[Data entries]
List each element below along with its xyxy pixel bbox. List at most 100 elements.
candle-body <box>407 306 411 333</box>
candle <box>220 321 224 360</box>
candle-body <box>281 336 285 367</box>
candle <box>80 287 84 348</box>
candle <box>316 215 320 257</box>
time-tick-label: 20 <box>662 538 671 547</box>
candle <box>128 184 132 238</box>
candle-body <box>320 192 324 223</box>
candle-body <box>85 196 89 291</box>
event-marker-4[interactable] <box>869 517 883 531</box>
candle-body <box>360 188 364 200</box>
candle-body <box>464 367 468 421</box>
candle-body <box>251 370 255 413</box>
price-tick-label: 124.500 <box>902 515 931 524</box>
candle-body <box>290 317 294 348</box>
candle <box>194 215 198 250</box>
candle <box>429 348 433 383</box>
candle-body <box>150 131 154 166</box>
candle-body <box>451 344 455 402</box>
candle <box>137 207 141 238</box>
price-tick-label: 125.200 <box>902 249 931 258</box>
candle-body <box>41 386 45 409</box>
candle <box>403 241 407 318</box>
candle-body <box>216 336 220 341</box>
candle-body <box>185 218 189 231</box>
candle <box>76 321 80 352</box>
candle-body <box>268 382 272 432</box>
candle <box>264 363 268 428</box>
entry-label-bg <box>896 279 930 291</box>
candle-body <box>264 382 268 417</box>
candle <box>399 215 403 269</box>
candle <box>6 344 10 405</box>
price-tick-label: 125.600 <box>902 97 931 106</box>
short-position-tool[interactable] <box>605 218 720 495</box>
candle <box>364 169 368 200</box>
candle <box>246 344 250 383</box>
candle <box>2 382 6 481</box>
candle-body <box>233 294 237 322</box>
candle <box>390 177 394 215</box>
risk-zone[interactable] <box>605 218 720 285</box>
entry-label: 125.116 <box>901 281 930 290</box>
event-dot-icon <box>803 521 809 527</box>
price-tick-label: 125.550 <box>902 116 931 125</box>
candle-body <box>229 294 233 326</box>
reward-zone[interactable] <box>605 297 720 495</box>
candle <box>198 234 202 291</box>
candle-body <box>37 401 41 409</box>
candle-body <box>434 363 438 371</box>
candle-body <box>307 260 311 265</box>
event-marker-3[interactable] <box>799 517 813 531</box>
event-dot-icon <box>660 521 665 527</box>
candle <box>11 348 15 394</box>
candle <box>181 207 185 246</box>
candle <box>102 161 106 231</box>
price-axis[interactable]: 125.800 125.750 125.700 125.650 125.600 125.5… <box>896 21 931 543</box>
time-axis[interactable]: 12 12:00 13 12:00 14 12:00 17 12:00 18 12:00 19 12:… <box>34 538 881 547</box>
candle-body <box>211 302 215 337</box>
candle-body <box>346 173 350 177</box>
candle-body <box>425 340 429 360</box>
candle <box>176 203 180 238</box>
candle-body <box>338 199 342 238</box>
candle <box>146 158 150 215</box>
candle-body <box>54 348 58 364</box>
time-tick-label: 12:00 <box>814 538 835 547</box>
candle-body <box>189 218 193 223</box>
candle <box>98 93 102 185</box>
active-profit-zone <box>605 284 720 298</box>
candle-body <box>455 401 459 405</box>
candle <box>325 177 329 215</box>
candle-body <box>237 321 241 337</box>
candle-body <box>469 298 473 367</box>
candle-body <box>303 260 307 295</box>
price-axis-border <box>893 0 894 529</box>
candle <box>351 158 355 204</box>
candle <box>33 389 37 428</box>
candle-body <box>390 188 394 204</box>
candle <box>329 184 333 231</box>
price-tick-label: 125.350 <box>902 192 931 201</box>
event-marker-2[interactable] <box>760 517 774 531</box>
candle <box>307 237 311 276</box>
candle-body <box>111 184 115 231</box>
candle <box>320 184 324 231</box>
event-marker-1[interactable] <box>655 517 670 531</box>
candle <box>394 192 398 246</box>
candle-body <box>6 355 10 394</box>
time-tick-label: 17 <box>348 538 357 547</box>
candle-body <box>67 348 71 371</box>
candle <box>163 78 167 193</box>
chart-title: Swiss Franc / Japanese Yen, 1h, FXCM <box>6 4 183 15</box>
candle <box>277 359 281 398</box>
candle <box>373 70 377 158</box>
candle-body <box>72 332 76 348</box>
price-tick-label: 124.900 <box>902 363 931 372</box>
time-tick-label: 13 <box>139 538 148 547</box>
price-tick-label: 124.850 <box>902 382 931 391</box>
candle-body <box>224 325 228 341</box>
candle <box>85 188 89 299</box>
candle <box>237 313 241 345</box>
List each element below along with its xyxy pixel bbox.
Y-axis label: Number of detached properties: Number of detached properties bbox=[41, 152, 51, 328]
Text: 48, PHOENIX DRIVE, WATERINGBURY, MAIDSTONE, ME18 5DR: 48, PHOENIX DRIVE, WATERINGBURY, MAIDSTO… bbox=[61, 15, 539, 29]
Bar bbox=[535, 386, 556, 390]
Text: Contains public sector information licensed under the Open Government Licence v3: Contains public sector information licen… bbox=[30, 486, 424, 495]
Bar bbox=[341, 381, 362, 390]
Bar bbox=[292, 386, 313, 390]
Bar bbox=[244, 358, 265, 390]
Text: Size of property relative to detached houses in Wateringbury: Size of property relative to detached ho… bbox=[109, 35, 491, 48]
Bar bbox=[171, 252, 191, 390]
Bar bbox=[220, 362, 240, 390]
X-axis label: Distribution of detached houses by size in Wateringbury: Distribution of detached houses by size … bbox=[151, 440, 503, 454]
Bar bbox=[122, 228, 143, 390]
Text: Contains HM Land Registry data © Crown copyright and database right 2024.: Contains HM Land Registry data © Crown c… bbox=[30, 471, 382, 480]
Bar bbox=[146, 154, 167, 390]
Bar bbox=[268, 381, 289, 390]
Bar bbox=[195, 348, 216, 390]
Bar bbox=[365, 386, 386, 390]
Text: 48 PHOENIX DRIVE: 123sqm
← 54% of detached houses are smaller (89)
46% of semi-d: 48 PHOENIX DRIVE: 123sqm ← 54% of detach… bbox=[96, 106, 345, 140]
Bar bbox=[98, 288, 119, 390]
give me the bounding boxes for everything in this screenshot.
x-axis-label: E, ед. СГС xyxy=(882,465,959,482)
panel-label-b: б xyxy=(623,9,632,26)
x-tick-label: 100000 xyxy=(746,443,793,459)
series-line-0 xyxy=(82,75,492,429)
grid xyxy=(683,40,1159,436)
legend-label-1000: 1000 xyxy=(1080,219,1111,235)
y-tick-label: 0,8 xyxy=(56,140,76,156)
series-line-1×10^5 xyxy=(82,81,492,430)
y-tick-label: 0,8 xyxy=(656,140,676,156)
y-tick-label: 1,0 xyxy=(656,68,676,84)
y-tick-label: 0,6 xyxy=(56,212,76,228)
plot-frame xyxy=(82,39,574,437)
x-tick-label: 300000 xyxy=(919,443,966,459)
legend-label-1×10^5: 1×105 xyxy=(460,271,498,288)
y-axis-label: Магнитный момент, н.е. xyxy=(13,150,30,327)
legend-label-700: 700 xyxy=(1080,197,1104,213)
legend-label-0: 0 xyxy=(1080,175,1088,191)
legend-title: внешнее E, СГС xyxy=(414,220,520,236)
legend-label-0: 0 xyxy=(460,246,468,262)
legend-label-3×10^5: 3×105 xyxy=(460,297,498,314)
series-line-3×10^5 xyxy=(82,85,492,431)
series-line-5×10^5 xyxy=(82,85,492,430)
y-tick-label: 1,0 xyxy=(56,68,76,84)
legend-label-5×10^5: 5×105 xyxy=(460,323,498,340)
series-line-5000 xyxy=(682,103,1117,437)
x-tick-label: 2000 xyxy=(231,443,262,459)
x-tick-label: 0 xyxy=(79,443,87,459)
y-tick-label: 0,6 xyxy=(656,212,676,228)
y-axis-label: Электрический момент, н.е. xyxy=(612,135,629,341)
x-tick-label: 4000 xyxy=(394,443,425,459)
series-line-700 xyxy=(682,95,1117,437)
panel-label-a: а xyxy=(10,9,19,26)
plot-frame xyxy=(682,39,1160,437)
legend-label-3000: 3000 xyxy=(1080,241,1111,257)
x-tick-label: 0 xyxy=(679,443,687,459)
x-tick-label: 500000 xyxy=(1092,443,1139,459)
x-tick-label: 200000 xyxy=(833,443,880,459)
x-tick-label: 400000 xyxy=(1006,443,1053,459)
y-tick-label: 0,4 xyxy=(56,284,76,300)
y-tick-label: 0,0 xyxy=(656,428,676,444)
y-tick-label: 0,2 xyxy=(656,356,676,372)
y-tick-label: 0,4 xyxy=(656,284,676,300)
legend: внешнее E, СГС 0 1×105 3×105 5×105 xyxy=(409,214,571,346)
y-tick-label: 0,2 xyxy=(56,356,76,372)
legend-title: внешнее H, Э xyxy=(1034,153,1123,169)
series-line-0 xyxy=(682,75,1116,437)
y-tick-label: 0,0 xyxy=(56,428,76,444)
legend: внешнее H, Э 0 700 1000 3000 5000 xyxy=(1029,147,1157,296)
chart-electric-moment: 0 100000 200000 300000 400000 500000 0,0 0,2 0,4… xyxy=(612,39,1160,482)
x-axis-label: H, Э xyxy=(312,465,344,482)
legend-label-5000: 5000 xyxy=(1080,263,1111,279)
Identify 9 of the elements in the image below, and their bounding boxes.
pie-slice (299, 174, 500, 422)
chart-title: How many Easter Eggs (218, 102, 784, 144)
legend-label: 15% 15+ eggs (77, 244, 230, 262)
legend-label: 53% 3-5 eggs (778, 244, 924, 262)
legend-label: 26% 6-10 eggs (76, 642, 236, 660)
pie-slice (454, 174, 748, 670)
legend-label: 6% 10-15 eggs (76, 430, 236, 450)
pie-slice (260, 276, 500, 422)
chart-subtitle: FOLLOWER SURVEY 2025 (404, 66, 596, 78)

GOAL OF THE EXERCISE
Put the lines from the beginning of the records through the line containing "event-marker-3[interactable] <box>799 517", inclusive, into a numbered list, leaving out any blank lines.

FINISHED EXERCISE
1. List each element below along with its xyxy pixel bbox. List at most 100 elements.
2. candle-body <box>407 306 411 333</box>
3. candle <box>220 321 224 360</box>
4. candle-body <box>281 336 285 367</box>
5. candle <box>80 287 84 348</box>
6. candle <box>316 215 320 257</box>
7. time-tick-label: 20 <box>662 538 671 547</box>
8. candle <box>128 184 132 238</box>
9. candle-body <box>320 192 324 223</box>
10. candle-body <box>85 196 89 291</box>
11. event-marker-4[interactable] <box>869 517 883 531</box>
12. candle-body <box>360 188 364 200</box>
13. candle-body <box>464 367 468 421</box>
14. candle-body <box>251 370 255 413</box>
15. price-tick-label: 124.500 <box>902 515 931 524</box>
16. candle-body <box>290 317 294 348</box>
17. candle <box>194 215 198 250</box>
18. candle <box>429 348 433 383</box>
19. candle-body <box>150 131 154 166</box>
20. candle-body <box>451 344 455 402</box>
21. candle <box>137 207 141 238</box>
22. price-tick-label: 125.200 <box>902 249 931 258</box>
23. candle-body <box>41 386 45 409</box>
24. candle <box>403 241 407 318</box>
25. candle-body <box>216 336 220 341</box>
26. candle-body <box>185 218 189 231</box>
27. candle <box>76 321 80 352</box>
28. candle-body <box>268 382 272 432</box>
29. candle <box>264 363 268 428</box>
30. entry-label-bg <box>896 279 930 291</box>
31. candle-body <box>264 382 268 417</box>
32. candle <box>399 215 403 269</box>
33. candle <box>6 344 10 405</box>
34. price-tick-label: 125.600 <box>902 97 931 106</box>
35. short-position-tool[interactable] <box>605 218 720 495</box>
36. candle <box>364 169 368 200</box>
37. candle <box>246 344 250 383</box>
38. candle <box>2 382 6 481</box>
39. candle-body <box>233 294 237 322</box>
40. candle <box>390 177 394 215</box>
41. risk-zone[interactable] <box>605 218 720 285</box>
42. entry-label: 125.116 <box>901 281 930 290</box>
43. event-dot-icon <box>803 521 809 527</box>
44. price-tick-label: 125.550 <box>902 116 931 125</box>
45. candle-body <box>229 294 233 326</box>
46. reward-zone[interactable] <box>605 297 720 495</box>
47. candle <box>198 234 202 291</box>
48. candle-body <box>37 401 41 409</box>
49. candle-body <box>434 363 438 371</box>
50. candle-body <box>307 260 311 265</box>
51. event-marker-3[interactable] <box>799 517 813 531</box>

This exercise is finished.